▸ **REQUIREMENT**: Search the data for the string "balls" and extract every line where it appears.

▸ **Data items**:
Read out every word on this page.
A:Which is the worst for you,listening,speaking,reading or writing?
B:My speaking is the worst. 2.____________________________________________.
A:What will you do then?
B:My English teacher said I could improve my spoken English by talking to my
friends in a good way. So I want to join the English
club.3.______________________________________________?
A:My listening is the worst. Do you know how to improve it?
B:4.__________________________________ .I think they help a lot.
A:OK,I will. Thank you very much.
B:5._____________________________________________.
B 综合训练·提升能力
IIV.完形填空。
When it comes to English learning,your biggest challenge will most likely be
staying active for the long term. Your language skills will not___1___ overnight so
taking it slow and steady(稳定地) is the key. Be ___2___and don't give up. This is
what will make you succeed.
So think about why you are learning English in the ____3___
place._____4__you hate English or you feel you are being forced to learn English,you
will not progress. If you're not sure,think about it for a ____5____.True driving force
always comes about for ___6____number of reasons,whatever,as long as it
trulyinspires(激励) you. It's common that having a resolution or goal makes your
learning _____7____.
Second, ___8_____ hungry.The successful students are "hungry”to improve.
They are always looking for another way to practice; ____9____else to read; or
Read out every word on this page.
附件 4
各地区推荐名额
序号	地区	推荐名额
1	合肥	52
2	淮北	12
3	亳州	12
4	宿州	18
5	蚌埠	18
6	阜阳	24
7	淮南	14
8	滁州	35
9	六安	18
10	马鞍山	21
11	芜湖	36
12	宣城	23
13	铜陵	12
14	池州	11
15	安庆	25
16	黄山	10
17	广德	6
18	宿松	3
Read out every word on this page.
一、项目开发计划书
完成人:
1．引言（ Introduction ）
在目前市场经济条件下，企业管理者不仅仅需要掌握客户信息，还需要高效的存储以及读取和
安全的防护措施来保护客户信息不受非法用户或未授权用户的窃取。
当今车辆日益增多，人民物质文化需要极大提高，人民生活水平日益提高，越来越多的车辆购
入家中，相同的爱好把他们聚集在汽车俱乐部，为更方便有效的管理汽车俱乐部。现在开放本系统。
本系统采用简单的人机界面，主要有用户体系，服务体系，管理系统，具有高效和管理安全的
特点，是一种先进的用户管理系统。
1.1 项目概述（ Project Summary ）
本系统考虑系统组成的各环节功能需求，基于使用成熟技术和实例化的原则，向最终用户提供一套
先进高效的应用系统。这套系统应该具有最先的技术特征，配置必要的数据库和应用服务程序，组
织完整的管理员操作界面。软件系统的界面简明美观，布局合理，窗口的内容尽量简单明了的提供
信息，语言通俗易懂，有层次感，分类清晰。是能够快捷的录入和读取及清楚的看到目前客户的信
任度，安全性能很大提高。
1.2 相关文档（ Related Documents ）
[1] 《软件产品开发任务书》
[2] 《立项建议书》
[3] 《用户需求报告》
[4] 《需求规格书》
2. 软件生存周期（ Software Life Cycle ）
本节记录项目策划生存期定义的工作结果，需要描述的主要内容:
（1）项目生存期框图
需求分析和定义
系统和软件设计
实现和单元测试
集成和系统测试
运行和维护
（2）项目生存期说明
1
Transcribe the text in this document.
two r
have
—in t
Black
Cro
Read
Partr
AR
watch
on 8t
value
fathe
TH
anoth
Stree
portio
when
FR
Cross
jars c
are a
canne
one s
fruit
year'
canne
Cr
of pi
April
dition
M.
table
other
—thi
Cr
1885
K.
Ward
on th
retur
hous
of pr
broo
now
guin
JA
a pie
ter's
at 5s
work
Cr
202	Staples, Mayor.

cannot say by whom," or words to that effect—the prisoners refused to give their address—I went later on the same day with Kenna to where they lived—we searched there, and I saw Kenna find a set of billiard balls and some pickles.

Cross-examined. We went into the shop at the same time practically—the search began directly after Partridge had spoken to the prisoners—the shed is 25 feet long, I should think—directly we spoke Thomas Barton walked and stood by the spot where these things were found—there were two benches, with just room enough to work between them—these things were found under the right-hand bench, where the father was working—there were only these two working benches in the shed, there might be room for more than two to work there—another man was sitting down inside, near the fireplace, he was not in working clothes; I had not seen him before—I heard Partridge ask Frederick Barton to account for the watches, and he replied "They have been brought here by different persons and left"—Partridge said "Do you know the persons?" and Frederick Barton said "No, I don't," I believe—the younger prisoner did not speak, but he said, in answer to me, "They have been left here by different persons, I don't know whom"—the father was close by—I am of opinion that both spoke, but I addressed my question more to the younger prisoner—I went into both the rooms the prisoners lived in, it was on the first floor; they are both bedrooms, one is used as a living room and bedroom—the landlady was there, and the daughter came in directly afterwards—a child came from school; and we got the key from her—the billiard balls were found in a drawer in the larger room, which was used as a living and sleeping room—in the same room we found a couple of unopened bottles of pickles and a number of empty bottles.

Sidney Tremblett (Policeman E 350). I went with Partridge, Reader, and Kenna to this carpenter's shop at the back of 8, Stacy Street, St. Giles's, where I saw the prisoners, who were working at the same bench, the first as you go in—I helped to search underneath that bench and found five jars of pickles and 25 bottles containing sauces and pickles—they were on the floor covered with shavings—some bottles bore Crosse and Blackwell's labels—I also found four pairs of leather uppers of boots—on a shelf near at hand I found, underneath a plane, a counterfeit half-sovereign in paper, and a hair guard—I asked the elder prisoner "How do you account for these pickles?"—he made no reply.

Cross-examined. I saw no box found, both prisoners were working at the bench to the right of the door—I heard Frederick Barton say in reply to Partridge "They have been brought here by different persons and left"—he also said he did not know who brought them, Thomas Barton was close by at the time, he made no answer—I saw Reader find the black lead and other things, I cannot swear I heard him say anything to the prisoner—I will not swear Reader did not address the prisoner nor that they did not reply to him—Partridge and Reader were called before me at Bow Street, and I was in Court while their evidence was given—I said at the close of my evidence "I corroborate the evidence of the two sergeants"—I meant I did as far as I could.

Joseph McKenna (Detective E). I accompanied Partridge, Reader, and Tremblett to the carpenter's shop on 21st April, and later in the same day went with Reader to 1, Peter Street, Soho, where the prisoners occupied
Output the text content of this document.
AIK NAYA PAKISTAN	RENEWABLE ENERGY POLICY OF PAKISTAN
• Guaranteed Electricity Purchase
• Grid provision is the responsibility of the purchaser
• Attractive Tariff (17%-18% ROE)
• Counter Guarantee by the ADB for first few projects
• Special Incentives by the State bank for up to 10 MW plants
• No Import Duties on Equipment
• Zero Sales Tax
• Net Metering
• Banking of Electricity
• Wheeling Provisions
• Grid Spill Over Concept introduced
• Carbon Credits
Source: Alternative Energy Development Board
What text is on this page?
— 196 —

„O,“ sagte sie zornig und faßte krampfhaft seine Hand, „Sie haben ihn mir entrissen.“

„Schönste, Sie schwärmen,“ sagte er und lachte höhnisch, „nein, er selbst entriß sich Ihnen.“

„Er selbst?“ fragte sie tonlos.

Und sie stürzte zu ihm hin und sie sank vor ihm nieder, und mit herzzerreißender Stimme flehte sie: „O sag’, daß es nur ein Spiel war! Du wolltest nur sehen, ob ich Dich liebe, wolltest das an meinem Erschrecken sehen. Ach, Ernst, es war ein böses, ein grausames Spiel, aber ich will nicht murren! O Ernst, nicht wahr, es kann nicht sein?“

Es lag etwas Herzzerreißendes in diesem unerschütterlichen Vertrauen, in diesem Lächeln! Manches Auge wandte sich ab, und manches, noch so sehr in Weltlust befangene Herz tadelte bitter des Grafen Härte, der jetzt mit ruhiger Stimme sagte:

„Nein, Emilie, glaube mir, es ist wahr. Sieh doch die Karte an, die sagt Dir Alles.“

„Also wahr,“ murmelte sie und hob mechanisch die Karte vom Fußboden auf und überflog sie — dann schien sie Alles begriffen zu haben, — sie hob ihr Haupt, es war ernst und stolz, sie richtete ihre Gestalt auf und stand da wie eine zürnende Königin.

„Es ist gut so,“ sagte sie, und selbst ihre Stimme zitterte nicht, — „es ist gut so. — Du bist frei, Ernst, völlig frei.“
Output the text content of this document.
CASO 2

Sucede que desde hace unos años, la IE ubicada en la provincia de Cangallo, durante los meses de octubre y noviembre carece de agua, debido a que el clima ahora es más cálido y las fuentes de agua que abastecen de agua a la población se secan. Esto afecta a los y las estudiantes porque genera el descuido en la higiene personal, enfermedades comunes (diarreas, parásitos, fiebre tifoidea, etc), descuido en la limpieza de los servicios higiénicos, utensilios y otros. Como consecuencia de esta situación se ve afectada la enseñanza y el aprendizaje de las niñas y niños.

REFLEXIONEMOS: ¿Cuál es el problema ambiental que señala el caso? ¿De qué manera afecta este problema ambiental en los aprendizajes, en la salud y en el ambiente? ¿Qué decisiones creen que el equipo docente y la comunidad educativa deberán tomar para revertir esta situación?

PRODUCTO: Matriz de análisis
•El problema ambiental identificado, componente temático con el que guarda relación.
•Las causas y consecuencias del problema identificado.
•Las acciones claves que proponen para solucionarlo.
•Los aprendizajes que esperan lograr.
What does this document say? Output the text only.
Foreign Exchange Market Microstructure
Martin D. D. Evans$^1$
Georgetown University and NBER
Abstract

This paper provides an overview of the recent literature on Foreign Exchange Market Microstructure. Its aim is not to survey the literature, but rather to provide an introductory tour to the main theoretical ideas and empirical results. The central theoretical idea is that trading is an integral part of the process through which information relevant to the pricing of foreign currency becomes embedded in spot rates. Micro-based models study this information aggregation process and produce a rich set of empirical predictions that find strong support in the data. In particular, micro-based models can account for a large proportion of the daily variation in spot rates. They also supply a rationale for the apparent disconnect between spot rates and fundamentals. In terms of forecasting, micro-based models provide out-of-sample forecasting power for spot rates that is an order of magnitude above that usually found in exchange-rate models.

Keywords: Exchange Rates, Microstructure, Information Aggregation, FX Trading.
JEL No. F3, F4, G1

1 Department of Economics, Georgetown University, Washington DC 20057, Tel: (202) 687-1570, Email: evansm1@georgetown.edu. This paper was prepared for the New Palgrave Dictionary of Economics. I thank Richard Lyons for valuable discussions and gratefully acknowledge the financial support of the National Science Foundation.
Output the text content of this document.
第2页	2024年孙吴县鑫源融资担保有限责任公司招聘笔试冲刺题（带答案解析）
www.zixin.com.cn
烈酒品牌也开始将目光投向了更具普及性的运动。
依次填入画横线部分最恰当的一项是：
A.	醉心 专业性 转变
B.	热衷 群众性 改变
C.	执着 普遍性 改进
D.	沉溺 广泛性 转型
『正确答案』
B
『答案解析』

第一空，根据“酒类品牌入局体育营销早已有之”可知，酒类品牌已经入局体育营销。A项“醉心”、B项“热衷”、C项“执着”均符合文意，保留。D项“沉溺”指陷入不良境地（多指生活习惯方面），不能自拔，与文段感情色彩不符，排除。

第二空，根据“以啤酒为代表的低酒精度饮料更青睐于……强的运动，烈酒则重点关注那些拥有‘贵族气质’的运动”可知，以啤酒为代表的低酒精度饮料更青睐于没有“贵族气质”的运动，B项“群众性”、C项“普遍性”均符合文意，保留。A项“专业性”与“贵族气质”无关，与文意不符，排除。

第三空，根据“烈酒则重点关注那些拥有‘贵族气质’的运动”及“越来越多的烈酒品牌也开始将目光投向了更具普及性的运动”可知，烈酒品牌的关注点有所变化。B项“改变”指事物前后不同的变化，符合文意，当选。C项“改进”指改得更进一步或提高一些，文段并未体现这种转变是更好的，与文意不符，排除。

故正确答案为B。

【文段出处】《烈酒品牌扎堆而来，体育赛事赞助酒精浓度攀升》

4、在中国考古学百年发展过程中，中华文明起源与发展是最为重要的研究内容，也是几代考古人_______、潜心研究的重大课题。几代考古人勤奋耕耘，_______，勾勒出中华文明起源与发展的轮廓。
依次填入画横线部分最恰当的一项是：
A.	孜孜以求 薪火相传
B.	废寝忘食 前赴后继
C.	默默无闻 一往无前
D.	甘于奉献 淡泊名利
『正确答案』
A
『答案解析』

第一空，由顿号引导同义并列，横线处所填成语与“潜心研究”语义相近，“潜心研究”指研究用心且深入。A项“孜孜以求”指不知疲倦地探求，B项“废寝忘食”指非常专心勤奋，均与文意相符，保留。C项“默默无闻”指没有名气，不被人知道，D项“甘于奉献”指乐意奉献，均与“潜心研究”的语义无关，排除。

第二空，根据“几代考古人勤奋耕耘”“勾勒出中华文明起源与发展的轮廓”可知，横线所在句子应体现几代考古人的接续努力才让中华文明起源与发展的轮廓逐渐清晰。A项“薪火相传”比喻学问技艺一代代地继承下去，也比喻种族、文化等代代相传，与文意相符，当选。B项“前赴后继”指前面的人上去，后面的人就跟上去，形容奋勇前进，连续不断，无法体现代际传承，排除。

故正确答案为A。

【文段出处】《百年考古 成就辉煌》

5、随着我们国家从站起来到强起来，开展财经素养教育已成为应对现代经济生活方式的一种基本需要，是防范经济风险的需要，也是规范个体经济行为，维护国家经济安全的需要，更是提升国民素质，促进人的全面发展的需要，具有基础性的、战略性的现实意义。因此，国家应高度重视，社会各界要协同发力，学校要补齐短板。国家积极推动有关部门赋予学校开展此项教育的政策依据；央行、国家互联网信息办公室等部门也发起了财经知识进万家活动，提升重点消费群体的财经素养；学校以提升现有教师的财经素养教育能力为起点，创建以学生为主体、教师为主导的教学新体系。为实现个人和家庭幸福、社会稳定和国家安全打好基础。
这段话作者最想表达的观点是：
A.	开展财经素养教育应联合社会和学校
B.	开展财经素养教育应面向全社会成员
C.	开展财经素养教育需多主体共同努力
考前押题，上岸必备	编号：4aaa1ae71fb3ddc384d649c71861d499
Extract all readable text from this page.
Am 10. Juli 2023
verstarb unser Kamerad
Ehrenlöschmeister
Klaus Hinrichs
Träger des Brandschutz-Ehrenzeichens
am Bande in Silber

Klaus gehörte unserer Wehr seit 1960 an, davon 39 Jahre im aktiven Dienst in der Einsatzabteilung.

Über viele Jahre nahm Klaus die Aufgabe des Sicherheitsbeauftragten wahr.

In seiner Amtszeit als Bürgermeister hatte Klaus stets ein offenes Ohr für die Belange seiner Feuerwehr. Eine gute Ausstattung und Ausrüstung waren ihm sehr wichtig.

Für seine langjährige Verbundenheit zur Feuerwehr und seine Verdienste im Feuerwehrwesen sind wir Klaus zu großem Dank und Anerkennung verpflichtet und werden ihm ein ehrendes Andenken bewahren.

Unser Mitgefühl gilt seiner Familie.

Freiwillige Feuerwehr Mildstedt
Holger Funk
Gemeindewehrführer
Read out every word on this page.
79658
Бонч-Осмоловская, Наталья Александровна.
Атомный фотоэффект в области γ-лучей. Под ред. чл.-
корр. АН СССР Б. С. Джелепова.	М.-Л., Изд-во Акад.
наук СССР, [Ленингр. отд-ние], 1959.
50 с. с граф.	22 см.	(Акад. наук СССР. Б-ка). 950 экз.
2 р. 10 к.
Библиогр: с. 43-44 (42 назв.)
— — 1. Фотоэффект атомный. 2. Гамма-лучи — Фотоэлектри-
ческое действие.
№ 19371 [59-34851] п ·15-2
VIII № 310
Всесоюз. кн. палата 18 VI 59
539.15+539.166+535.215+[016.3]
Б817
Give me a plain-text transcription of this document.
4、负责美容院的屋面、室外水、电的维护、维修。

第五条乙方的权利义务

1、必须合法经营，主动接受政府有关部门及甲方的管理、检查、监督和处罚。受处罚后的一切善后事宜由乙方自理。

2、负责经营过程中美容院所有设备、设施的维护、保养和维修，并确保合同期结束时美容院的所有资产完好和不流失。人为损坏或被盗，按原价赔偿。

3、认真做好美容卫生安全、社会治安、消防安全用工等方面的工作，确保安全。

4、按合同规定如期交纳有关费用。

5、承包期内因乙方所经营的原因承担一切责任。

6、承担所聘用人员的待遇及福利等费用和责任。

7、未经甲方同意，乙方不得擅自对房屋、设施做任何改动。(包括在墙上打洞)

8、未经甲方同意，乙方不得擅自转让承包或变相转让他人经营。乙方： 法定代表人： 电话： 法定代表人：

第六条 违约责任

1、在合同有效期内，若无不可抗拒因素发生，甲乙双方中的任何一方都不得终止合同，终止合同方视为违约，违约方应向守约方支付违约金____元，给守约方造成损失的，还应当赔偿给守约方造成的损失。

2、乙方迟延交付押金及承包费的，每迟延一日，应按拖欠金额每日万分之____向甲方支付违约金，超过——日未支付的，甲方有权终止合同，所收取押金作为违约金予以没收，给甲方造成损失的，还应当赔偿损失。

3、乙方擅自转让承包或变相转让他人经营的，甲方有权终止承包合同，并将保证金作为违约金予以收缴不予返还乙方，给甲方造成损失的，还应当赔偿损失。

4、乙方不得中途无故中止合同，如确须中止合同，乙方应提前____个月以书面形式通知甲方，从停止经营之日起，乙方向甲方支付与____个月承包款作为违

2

▸ **TASK RESULT**:
cannot say by whom," or words to that effect—the prisoners refused to give their address—I went later on the same day with Kenna to where they lived—we searched there, and I saw Kenna find a set of billiard balls and some pickles.
Cross-examined. We went into the shop at the same time practically—the search began directly after Partridge had spoken to the prisoners—the shed is 25 feet long, I should think—directly we spoke Thomas Barton walked and stood by the spot where these things were found—there were two benches, with just room enough to work between them—these things were found under the right-hand bench, where the father was working—there were only these two working benches in the shed, there might be room for more than two to work there—another man was sitting down inside, near the fireplace, he was not in working clothes; I had not seen him before—I heard Partridge ask Frederick Barton to account for the watches, and he replied "They have been brought here by different persons and left"—Partridge said "Do you know the persons?" and Frederick Barton said "No, I don't," I believe—the younger prisoner did not speak, but he said, in answer to me, "They have been left here by different persons, I don't know whom"—the father was close by—I am of opinion that both spoke, but I addressed my question more to the younger prisoner—I went into both the rooms the prisoners lived in, it was on the first floor; they are both bedrooms, one is used as a living room and bedroom—the landlady was there, and the daughter came in directly afterwards—a child came from school; and we got the key from her—the billiard balls were found in a drawer in the larger room, which was used as a living and sleeping room—in the same room we found a couple of unopened bottles of pickles and a number of empty bottles.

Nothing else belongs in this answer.